:: Provided data

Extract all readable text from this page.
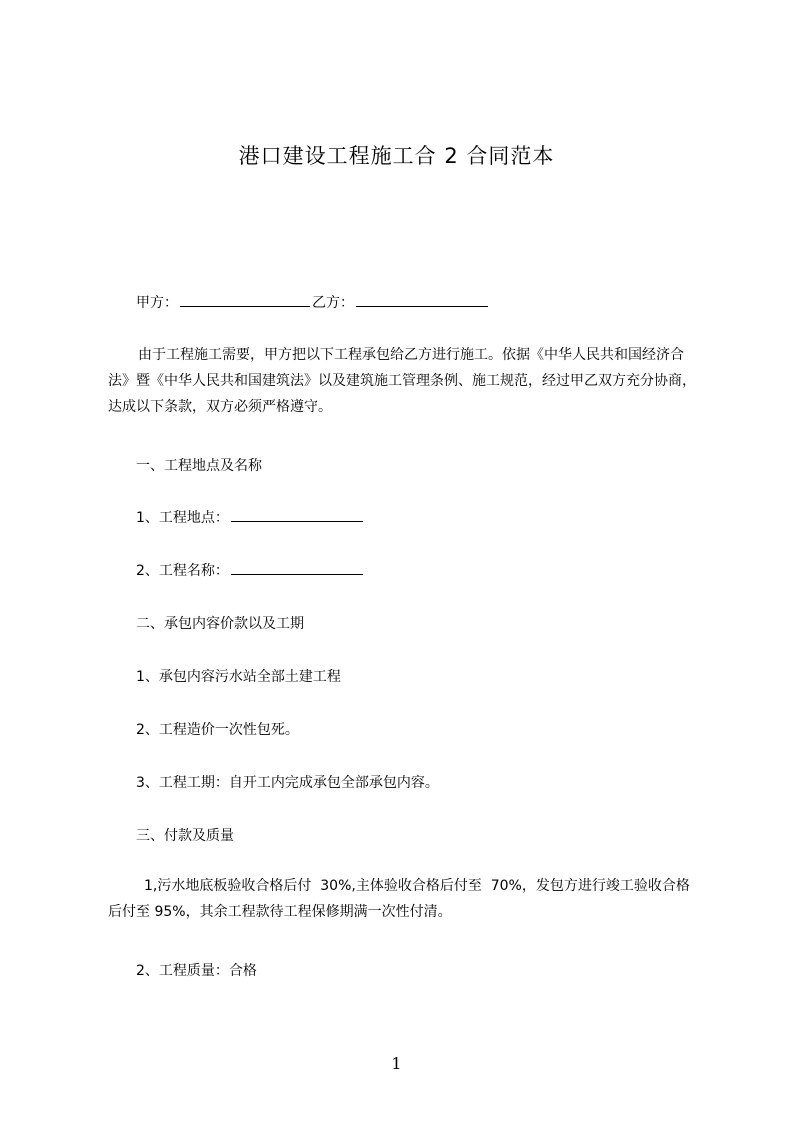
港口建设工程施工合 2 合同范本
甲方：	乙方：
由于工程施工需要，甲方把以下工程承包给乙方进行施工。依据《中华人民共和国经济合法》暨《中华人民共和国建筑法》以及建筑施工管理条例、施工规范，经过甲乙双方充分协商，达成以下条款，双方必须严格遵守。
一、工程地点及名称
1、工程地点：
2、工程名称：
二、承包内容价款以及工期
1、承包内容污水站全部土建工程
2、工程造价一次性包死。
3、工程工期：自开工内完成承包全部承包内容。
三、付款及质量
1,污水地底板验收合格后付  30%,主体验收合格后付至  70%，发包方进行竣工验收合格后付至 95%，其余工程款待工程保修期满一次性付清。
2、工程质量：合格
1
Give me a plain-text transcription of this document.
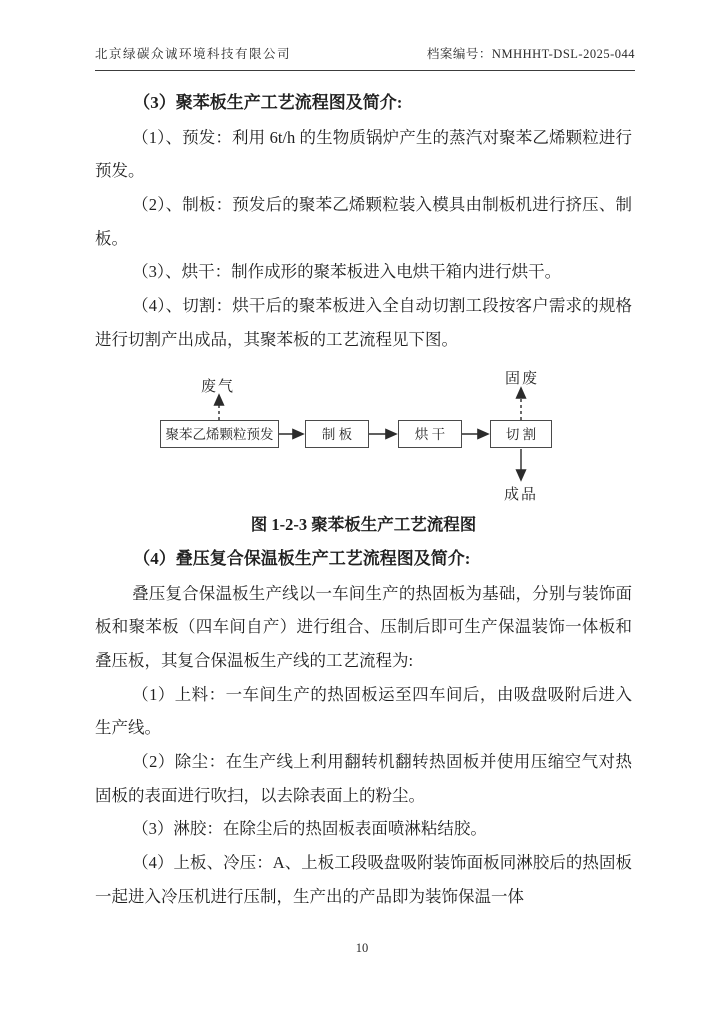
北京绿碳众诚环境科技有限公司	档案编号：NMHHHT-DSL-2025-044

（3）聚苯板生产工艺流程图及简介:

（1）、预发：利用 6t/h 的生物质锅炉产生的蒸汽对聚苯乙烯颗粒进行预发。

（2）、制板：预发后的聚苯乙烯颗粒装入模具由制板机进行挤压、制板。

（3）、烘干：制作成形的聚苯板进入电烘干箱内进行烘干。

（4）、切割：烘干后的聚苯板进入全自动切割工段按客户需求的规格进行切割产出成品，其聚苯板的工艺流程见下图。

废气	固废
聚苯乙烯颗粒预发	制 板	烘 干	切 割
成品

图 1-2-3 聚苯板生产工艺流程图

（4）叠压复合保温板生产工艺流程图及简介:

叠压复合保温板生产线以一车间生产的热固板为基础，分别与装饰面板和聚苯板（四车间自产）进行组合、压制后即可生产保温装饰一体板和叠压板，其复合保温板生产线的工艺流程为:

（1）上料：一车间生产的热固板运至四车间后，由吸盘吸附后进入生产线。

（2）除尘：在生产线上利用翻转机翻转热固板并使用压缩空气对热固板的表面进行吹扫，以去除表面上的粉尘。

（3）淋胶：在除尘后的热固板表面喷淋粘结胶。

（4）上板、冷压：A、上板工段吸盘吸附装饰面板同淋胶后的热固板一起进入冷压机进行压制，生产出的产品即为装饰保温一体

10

::::

## Problem to work on
Repeat the line containing "Give me a plain-text" and every line after it up to the end of the material above, exactly as they stand, minus the pictures.

## Reply
Give me a plain-text transcription of this document.
北京绿碳众诚环境科技有限公司	档案编号：NMHHHT-DSL-2025-044

（3）聚苯板生产工艺流程图及简介:

（1）、预发：利用 6t/h 的生物质锅炉产生的蒸汽对聚苯乙烯颗粒进行预发。

（2）、制板：预发后的聚苯乙烯颗粒装入模具由制板机进行挤压、制板。

（3）、烘干：制作成形的聚苯板进入电烘干箱内进行烘干。

（4）、切割：烘干后的聚苯板进入全自动切割工段按客户需求的规格进行切割产出成品，其聚苯板的工艺流程见下图。

废气	固废
聚苯乙烯颗粒预发	制 板	烘 干	切 割
成品

图 1-2-3 聚苯板生产工艺流程图

（4）叠压复合保温板生产工艺流程图及简介:

叠压复合保温板生产线以一车间生产的热固板为基础，分别与装饰面板和聚苯板（四车间自产）进行组合、压制后即可生产保温装饰一体板和叠压板，其复合保温板生产线的工艺流程为:

（1）上料：一车间生产的热固板运至四车间后，由吸盘吸附后进入生产线。

（2）除尘：在生产线上利用翻转机翻转热固板并使用压缩空气对热固板的表面进行吹扫，以去除表面上的粉尘。

（3）淋胶：在除尘后的热固板表面喷淋粘结胶。

（4）上板、冷压：A、上板工段吸盘吸附装饰面板同淋胶后的热固板一起进入冷压机进行压制，生产出的产品即为装饰保温一体

10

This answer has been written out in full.